Your task: Find the lines that hold the word "text" and return them.

Listing:
────────
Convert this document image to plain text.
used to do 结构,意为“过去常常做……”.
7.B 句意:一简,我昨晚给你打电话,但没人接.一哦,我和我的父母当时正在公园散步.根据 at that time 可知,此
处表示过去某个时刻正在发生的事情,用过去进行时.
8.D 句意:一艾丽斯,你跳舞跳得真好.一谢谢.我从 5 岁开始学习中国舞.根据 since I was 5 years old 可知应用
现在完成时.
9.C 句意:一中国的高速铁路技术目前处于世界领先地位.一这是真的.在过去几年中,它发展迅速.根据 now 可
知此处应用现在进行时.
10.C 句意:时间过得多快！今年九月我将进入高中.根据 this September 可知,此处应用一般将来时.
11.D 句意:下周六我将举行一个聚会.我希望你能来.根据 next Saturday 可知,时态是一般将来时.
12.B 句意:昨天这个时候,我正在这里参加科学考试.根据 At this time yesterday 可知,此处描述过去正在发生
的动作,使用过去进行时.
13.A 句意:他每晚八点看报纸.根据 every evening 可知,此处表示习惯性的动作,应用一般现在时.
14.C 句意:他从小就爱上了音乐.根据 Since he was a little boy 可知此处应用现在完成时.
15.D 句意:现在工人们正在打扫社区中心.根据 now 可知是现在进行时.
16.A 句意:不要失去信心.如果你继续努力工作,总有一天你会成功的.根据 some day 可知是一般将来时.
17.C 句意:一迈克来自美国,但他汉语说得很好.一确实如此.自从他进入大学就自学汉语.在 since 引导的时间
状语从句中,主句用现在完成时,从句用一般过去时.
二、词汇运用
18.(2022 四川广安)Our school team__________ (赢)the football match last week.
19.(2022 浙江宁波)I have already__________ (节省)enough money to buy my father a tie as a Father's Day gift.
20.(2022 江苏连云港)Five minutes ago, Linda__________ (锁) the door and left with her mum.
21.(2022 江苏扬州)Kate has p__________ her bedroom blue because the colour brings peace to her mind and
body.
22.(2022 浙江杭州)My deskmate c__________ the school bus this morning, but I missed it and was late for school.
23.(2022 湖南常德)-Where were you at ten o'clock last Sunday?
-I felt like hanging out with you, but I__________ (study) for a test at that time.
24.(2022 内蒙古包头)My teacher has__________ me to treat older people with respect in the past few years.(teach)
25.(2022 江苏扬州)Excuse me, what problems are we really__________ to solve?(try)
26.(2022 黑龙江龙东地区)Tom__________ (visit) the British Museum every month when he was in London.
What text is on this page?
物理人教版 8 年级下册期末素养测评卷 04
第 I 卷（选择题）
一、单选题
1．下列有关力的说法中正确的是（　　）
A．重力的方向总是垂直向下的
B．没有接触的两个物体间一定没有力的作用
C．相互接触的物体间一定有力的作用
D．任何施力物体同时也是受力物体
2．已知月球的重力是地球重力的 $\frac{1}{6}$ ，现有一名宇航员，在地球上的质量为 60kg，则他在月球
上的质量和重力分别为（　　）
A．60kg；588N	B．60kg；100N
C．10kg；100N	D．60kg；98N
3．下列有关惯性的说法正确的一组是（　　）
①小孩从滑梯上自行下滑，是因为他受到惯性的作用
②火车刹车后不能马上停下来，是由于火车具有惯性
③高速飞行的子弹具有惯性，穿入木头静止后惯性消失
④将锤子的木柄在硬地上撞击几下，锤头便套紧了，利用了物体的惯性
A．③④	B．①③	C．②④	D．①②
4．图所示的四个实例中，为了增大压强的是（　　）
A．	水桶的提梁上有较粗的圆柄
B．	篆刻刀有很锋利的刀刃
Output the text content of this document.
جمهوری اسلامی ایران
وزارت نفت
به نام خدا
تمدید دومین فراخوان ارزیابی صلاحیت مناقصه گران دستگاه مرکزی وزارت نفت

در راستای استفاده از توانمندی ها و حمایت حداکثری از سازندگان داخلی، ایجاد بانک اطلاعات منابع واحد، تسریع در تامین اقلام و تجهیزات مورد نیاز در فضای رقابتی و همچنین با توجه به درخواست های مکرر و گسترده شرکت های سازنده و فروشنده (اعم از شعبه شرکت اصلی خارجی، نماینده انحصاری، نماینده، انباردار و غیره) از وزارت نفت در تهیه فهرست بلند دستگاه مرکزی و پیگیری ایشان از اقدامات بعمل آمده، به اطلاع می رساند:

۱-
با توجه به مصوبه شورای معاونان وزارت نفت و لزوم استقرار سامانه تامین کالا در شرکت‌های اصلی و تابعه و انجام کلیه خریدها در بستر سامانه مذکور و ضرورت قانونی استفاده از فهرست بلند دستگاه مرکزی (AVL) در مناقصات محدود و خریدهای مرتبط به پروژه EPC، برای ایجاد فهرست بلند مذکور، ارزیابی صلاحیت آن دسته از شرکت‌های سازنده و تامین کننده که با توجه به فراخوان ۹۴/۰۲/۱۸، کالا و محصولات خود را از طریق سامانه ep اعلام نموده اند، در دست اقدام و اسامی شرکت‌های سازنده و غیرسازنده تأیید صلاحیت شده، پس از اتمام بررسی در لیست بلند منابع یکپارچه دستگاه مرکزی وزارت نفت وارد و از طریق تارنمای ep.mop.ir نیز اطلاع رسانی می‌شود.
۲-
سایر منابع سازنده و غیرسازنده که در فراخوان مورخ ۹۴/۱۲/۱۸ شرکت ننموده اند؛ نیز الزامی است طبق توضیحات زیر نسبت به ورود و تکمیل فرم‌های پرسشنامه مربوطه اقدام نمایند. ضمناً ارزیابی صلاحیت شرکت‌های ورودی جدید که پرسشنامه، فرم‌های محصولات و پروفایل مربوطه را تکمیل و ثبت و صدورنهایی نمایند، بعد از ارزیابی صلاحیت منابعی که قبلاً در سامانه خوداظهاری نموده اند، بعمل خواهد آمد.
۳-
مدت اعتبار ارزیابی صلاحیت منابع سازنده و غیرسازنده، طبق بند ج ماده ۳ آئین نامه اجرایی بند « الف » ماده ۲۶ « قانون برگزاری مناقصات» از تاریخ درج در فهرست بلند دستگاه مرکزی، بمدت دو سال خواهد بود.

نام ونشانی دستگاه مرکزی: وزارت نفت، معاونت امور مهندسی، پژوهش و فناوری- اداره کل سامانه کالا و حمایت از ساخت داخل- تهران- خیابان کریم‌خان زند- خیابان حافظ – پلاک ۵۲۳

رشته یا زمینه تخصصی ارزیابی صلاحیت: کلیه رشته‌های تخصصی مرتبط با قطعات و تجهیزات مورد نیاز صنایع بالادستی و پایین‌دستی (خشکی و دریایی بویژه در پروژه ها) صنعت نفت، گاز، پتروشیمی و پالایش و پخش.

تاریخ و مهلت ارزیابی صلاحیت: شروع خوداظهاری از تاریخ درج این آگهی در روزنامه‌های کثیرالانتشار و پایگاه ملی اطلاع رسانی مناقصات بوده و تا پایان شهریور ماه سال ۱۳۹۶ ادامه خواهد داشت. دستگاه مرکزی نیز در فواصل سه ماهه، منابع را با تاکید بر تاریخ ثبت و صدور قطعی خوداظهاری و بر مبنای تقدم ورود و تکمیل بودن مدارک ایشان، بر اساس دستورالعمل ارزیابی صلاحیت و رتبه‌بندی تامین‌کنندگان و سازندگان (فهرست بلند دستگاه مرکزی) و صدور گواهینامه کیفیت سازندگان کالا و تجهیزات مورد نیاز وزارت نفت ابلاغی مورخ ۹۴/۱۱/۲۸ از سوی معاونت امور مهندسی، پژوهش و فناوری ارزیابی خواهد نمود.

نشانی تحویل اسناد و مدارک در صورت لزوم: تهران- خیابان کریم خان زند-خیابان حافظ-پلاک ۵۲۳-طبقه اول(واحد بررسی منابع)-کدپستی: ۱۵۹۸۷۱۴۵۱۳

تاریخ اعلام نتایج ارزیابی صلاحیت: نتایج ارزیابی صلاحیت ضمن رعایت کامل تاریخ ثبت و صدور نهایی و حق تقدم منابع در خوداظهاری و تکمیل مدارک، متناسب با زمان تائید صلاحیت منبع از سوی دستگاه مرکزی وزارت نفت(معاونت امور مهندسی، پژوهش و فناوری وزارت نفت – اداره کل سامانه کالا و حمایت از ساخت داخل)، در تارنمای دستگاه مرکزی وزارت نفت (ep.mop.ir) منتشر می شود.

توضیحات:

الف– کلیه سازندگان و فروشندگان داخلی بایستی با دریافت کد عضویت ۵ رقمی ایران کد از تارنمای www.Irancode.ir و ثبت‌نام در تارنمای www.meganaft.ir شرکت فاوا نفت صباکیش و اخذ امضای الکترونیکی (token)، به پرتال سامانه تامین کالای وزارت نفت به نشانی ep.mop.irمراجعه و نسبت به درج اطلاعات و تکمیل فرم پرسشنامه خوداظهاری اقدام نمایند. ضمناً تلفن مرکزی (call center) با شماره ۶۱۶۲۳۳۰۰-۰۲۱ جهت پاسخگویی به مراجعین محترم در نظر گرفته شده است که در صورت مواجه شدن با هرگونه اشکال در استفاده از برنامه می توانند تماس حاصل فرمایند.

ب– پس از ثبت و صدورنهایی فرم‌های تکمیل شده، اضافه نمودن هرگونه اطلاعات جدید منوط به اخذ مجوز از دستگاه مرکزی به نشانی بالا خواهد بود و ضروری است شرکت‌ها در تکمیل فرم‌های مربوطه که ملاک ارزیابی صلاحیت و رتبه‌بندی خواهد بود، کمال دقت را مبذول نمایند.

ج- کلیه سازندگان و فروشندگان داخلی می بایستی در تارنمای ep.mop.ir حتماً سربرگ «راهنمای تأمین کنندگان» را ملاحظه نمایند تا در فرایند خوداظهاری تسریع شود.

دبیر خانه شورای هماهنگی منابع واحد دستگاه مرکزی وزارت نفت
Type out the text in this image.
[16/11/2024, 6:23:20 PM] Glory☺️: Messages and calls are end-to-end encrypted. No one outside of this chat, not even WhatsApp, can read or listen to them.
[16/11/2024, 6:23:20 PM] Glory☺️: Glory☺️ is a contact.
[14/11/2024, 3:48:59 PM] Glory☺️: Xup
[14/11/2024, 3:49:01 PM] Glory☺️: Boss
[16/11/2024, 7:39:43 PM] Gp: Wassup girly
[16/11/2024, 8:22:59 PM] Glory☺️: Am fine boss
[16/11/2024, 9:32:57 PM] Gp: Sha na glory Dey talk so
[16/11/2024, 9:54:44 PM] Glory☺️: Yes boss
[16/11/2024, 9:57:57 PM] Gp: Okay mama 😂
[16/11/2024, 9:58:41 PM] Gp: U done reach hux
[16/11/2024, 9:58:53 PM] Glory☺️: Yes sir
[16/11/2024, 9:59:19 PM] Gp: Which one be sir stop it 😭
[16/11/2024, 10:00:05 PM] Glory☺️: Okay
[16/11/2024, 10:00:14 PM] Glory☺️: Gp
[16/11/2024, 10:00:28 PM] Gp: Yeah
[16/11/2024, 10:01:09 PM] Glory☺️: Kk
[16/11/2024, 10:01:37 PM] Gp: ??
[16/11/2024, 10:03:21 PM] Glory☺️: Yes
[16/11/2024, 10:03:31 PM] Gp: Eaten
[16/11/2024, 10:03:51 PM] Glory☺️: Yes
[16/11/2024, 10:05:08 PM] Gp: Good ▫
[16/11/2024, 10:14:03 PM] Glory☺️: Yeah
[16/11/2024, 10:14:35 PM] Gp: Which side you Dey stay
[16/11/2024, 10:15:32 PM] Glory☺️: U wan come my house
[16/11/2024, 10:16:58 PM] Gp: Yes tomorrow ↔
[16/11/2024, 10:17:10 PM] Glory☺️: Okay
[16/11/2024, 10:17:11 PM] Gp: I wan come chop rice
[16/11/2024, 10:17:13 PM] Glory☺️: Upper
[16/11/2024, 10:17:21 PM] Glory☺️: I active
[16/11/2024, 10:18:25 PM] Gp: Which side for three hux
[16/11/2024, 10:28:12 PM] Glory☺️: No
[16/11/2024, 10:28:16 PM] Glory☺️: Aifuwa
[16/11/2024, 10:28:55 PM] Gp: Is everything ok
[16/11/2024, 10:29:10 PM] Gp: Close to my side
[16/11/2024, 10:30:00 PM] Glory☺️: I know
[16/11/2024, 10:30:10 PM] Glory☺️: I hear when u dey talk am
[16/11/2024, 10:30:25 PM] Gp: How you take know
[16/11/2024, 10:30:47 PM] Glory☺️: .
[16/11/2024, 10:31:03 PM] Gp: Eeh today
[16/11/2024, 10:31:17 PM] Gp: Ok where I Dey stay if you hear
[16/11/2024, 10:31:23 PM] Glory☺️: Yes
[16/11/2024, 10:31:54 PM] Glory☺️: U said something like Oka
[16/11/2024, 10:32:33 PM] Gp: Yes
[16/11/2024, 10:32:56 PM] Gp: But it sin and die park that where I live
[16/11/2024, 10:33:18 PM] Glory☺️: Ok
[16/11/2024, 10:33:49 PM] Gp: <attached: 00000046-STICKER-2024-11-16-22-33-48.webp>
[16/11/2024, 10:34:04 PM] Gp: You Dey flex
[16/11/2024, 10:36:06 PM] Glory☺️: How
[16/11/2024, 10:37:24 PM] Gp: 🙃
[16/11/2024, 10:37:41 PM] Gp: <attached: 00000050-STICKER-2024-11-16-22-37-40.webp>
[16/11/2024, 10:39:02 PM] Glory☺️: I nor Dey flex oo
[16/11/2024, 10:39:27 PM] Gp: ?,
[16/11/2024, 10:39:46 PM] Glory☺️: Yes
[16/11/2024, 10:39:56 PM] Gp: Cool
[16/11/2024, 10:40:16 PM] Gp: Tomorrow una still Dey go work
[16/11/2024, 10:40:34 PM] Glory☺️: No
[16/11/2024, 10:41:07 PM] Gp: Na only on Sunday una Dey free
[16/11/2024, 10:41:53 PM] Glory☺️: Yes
────────
The response:
Convert this document image to plain text.
What text is on this page?
Output the text content of this document.
Type out the text in this image.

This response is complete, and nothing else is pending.